[START OF Data section]

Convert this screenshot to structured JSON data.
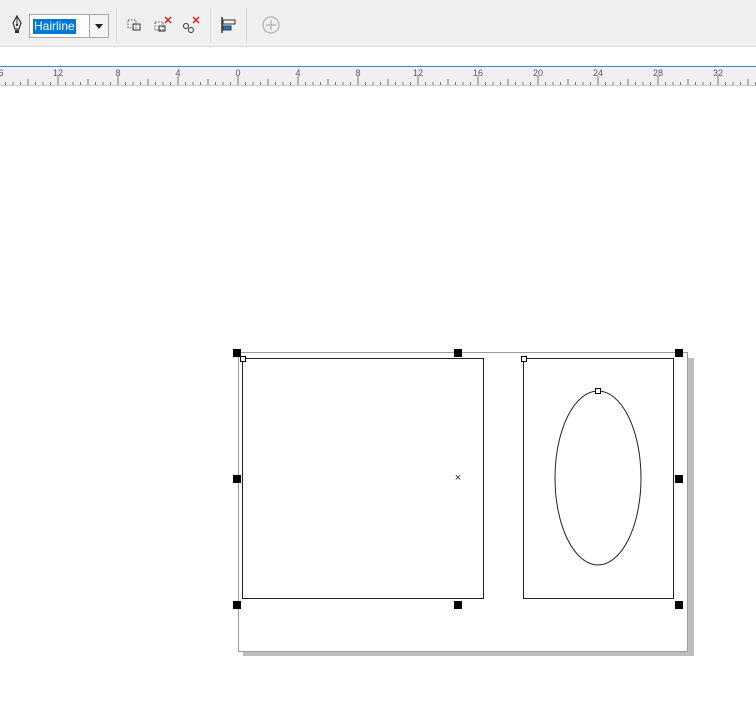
{
  "toolbar": {
    "outline_width": "Hairline",
    "icons": [
      "pen-tool-icon",
      "combine-icon",
      "break-apart-icon",
      "break-curve-icon",
      "align-icon",
      "add-icon"
    ]
  },
  "ruler": {
    "labels": [
      "6",
      "12",
      "8",
      "4",
      "0",
      "4",
      "8",
      "12",
      "16",
      "20",
      "24",
      "28",
      "32"
    ]
  },
  "canvas": {
    "center_mark": "×",
    "colors": {
      "accent": "#0078d7",
      "ruler_top_border": "#3c8ad6",
      "shadow": "#bdbdbd"
    }
  }
}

[END OF Data section]

**Do this**:
Repeat all the records above exactly, leaving out any pictures.

**Correct output**:
Convert this screenshot to structured JSON data.
{
  "toolbar": {
    "outline_width": "Hairline",
    "icons": [
      "pen-tool-icon",
      "combine-icon",
      "break-apart-icon",
      "break-curve-icon",
      "align-icon",
      "add-icon"
    ]
  },
  "ruler": {
    "labels": [
      "6",
      "12",
      "8",
      "4",
      "0",
      "4",
      "8",
      "12",
      "16",
      "20",
      "24",
      "28",
      "32"
    ]
  },
  "canvas": {
    "center_mark": "×",
    "colors": {
      "accent": "#0078d7",
      "ruler_top_border": "#3c8ad6",
      "shadow": "#bdbdbd"
    }
  }
}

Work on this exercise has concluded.